Directive
Go through the records and copy each line where the word "success" occurs.

(Collected data entries)

--- --- ---

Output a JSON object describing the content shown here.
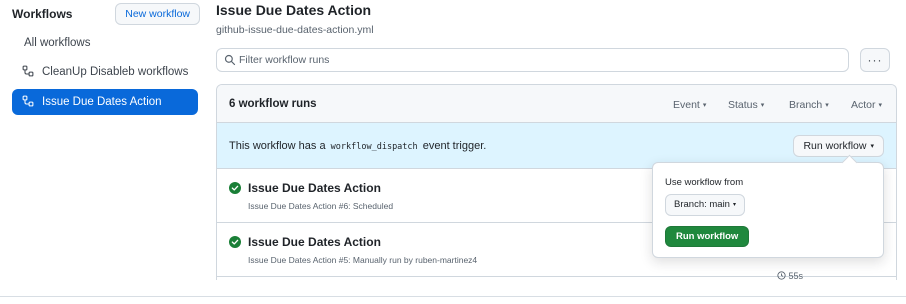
{
  "sidebar": {
    "title": "Workflows",
    "new_workflow_label": "New workflow",
    "items": [
      {
        "label": "All workflows",
        "icon": "none"
      },
      {
        "label": "CleanUp Disableb workflows",
        "icon": "workflow-icon"
      },
      {
        "label": "Issue Due Dates Action",
        "icon": "workflow-icon",
        "active": true
      }
    ]
  },
  "header": {
    "title": "Issue Due Dates Action",
    "file": "github-issue-due-dates-action.yml"
  },
  "filter": {
    "placeholder": "Filter workflow runs",
    "more_label": "···"
  },
  "runs": {
    "count_label": "6 workflow runs",
    "filters": [
      "Event",
      "Status",
      "Branch",
      "Actor"
    ],
    "dispatch": {
      "prefix": "This workflow has a",
      "code": "workflow_dispatch",
      "suffix": "event trigger.",
      "button_label": "Run workflow"
    },
    "items": [
      {
        "title": "Issue Due Dates Action",
        "subtitle": "Issue Due Dates Action #6: Scheduled",
        "status": "success"
      },
      {
        "title": "Issue Due Dates Action",
        "subtitle": "Issue Due Dates Action #5: Manually run by ruben-martinez4",
        "status": "success",
        "duration": "55s"
      }
    ]
  },
  "popover": {
    "label": "Use workflow from",
    "branch_label": "Branch: main",
    "run_label": "Run workflow"
  },
  "colors": {
    "accent": "#0969da",
    "success": "#1a7f37",
    "run_button": "#1f883d",
    "dispatch_bg": "#ddf4ff"
  }
}
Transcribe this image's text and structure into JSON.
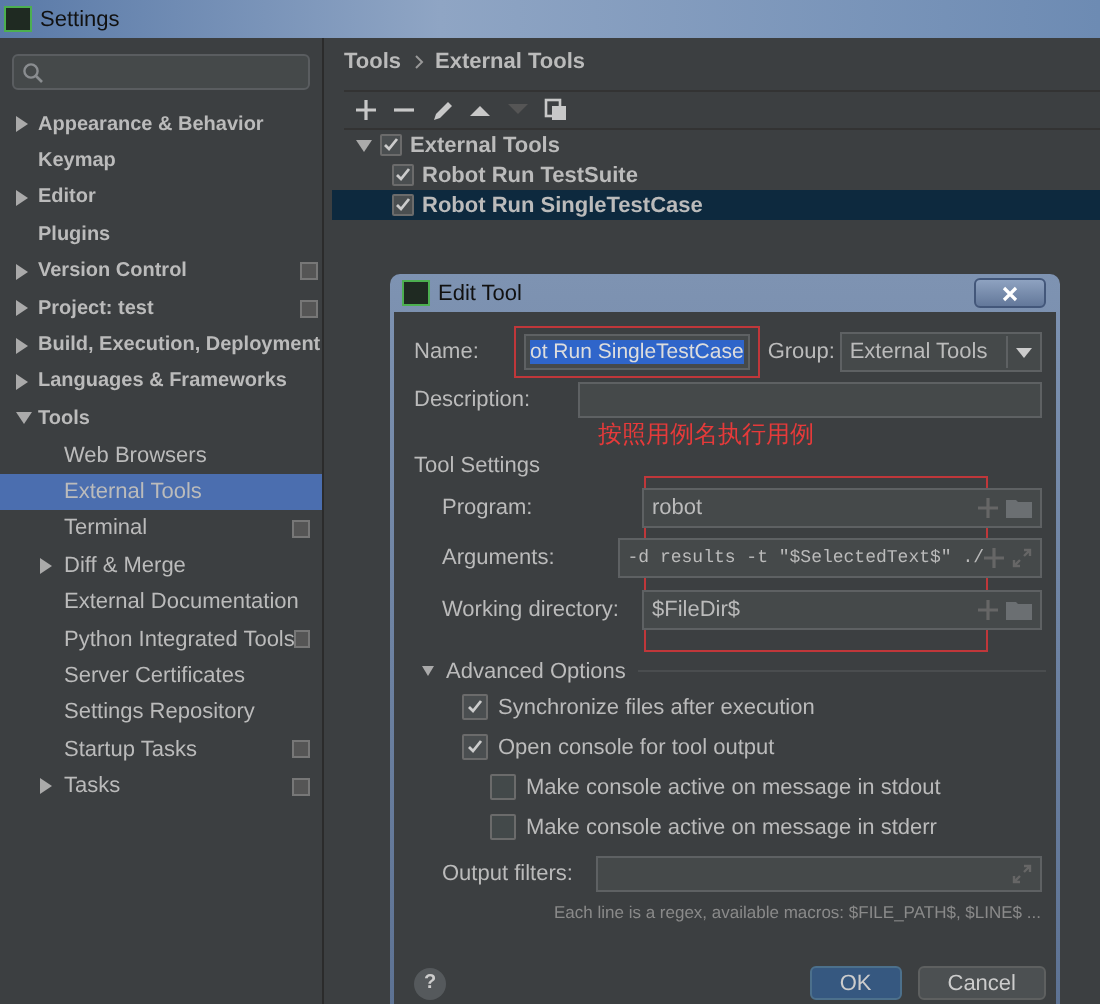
{
  "window": {
    "title": "Settings"
  },
  "sidebar": {
    "items": [
      {
        "label": "Appearance & Behavior",
        "expanded": false,
        "project_scope": false,
        "selected": false
      },
      {
        "label": "Keymap",
        "project_scope": false,
        "selected": false
      },
      {
        "label": "Editor",
        "expanded": false,
        "project_scope": false,
        "selected": false
      },
      {
        "label": "Plugins",
        "project_scope": false,
        "selected": false
      },
      {
        "label": "Version Control",
        "expanded": false,
        "project_scope": true,
        "selected": false
      },
      {
        "label": "Project: test",
        "expanded": false,
        "project_scope": true,
        "selected": false
      },
      {
        "label": "Build, Execution, Deployment",
        "expanded": false,
        "project_scope": false,
        "selected": false
      },
      {
        "label": "Languages & Frameworks",
        "expanded": false,
        "project_scope": false,
        "selected": false
      },
      {
        "label": "Tools",
        "expanded": true,
        "project_scope": false,
        "selected": false,
        "children": [
          {
            "label": "Web Browsers",
            "project_scope": false,
            "selected": false
          },
          {
            "label": "External Tools",
            "project_scope": false,
            "selected": true
          },
          {
            "label": "Terminal",
            "project_scope": true,
            "selected": false
          },
          {
            "label": "Diff & Merge",
            "expanded": false,
            "project_scope": false,
            "selected": false
          },
          {
            "label": "External Documentation",
            "project_scope": false,
            "selected": false
          },
          {
            "label": "Python Integrated Tools",
            "project_scope": true,
            "selected": false
          },
          {
            "label": "Server Certificates",
            "project_scope": false,
            "selected": false
          },
          {
            "label": "Settings Repository",
            "project_scope": false,
            "selected": false
          },
          {
            "label": "Startup Tasks",
            "project_scope": true,
            "selected": false
          },
          {
            "label": "Tasks",
            "expanded": false,
            "project_scope": true,
            "selected": false
          }
        ]
      }
    ]
  },
  "breadcrumb": [
    "Tools",
    "External Tools"
  ],
  "toolbar": [
    {
      "kind": "add",
      "disabled": false
    },
    {
      "kind": "remove",
      "disabled": false
    },
    {
      "kind": "edit",
      "disabled": false
    },
    {
      "kind": "up",
      "disabled": false
    },
    {
      "kind": "down",
      "disabled": true
    },
    {
      "kind": "copy",
      "disabled": false
    }
  ],
  "tool_tree": {
    "label": "External Tools",
    "checked": true,
    "expanded": true,
    "children": [
      {
        "label": "Robot Run TestSuite",
        "checked": true,
        "selected": false
      },
      {
        "label": "Robot Run SingleTestCase",
        "checked": true,
        "selected": true
      }
    ]
  },
  "dialog": {
    "title": "Edit Tool",
    "name_label": "Name:",
    "name_value": "ot Run SingleTestCase",
    "group_label": "Group:",
    "group_value": "External Tools",
    "description_label": "Description:",
    "annotation": "按照用例名执行用例",
    "tool_settings": "Tool Settings",
    "fields": [
      {
        "label": "Program:",
        "value": "robot",
        "kind": "folder"
      },
      {
        "label": "Arguments:",
        "value": "-d results -t \"$SelectedText$\" ./",
        "kind": "expand"
      },
      {
        "label": "Working directory:",
        "value": "$FileDir$",
        "kind": "folder"
      }
    ],
    "advanced": {
      "label": "Advanced Options",
      "expanded": true
    },
    "options": [
      {
        "label": "Synchronize files after execution",
        "checked": true
      },
      {
        "label": "Open console for tool output",
        "checked": true,
        "children": [
          {
            "label": "Make console active on message in stdout",
            "checked": false
          },
          {
            "label": "Make console active on message in stderr",
            "checked": false
          }
        ]
      }
    ],
    "output_filters_label": "Output filters:",
    "hint": "Each line is a regex, available macros: $FILE_PATH$, $LINE$ ...",
    "help": "?",
    "buttons": [
      {
        "label": "OK",
        "kind": "default"
      },
      {
        "label": "Cancel",
        "kind": "normal"
      }
    ]
  }
}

--- --- ---

Output for this task
        "status": "success"
        "status": "success",
    "success": "#1a7f37",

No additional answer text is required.